▶ Supplied records:
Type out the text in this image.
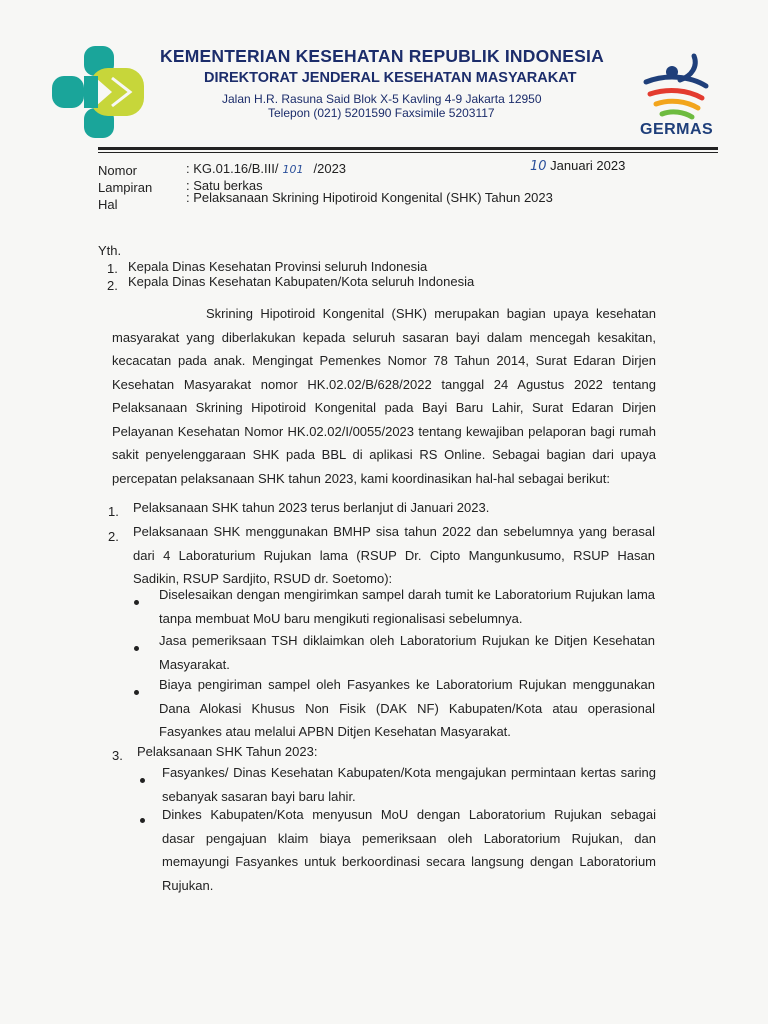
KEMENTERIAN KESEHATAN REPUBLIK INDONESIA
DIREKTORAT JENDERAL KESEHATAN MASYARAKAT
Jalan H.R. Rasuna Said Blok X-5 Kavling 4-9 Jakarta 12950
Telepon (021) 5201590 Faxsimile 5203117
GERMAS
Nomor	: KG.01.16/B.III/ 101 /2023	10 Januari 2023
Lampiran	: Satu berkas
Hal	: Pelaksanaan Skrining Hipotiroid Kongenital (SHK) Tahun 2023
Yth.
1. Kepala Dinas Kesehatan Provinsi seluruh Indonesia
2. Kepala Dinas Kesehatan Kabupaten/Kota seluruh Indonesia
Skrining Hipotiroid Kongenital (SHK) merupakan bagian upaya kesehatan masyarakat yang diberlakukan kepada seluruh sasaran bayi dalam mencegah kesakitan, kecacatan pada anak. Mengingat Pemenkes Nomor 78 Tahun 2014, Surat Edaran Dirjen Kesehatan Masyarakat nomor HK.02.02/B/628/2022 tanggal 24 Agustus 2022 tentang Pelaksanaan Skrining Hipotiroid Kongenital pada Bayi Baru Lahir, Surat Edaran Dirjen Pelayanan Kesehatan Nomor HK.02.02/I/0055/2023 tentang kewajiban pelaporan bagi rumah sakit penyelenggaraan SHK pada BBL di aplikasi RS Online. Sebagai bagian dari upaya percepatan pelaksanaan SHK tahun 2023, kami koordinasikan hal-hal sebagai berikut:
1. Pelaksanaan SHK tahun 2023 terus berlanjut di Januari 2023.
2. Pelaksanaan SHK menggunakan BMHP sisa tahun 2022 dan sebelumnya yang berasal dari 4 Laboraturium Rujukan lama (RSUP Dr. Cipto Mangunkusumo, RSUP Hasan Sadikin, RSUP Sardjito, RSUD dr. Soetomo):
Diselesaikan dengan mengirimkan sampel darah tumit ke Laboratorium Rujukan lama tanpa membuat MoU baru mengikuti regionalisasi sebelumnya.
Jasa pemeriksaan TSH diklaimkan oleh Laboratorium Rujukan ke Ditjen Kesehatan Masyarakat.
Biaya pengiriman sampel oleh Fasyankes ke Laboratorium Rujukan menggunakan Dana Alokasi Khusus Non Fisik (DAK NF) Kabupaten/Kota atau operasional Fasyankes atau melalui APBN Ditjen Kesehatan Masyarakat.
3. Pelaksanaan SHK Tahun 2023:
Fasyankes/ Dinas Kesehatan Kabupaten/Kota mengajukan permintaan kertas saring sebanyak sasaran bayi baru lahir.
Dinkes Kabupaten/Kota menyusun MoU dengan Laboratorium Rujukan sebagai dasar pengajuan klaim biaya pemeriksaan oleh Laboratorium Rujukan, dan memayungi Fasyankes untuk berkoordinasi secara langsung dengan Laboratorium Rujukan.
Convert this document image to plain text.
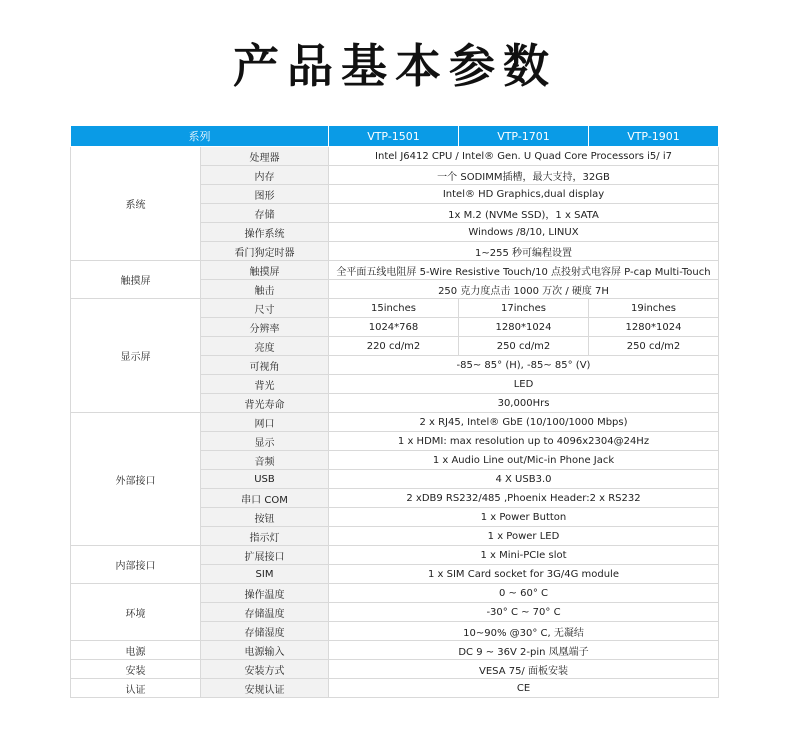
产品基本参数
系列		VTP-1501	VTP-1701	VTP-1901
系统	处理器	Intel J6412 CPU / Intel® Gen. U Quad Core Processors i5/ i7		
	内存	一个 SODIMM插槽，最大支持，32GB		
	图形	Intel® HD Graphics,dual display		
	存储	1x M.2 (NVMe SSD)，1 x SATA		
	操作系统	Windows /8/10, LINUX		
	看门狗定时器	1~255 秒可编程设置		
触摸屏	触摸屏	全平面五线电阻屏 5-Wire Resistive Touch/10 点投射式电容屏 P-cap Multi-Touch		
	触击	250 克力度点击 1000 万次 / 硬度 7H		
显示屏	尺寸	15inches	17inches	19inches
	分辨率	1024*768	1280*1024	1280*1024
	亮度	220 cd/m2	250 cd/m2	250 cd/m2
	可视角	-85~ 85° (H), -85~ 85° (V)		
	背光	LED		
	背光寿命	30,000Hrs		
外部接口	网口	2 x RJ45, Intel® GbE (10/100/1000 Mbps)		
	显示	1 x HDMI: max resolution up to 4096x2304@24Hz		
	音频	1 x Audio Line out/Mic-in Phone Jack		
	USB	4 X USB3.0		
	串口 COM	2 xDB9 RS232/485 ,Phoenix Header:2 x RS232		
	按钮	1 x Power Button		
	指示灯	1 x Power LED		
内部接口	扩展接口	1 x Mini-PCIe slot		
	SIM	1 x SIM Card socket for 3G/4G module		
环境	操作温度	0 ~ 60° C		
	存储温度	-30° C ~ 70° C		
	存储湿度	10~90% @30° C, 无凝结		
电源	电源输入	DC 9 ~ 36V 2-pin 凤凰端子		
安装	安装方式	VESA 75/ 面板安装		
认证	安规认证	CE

▶ Exercise: Go through the material line by line. Show each line that contains the string "sampel".

▶ Completed exercise:
Diselesaikan dengan mengirimkan sampel darah tumit ke Laboratorium Rujukan lama tanpa membuat MoU baru mengikuti regionalisasi sebelumnya.
Biaya pengiriman sampel oleh Fasyankes ke Laboratorium Rujukan menggunakan Dana Alokasi Khusus Non Fisik (DAK NF) Kabupaten/Kota atau operasional Fasyankes atau melalui APBN Ditjen Kesehatan Masyarakat.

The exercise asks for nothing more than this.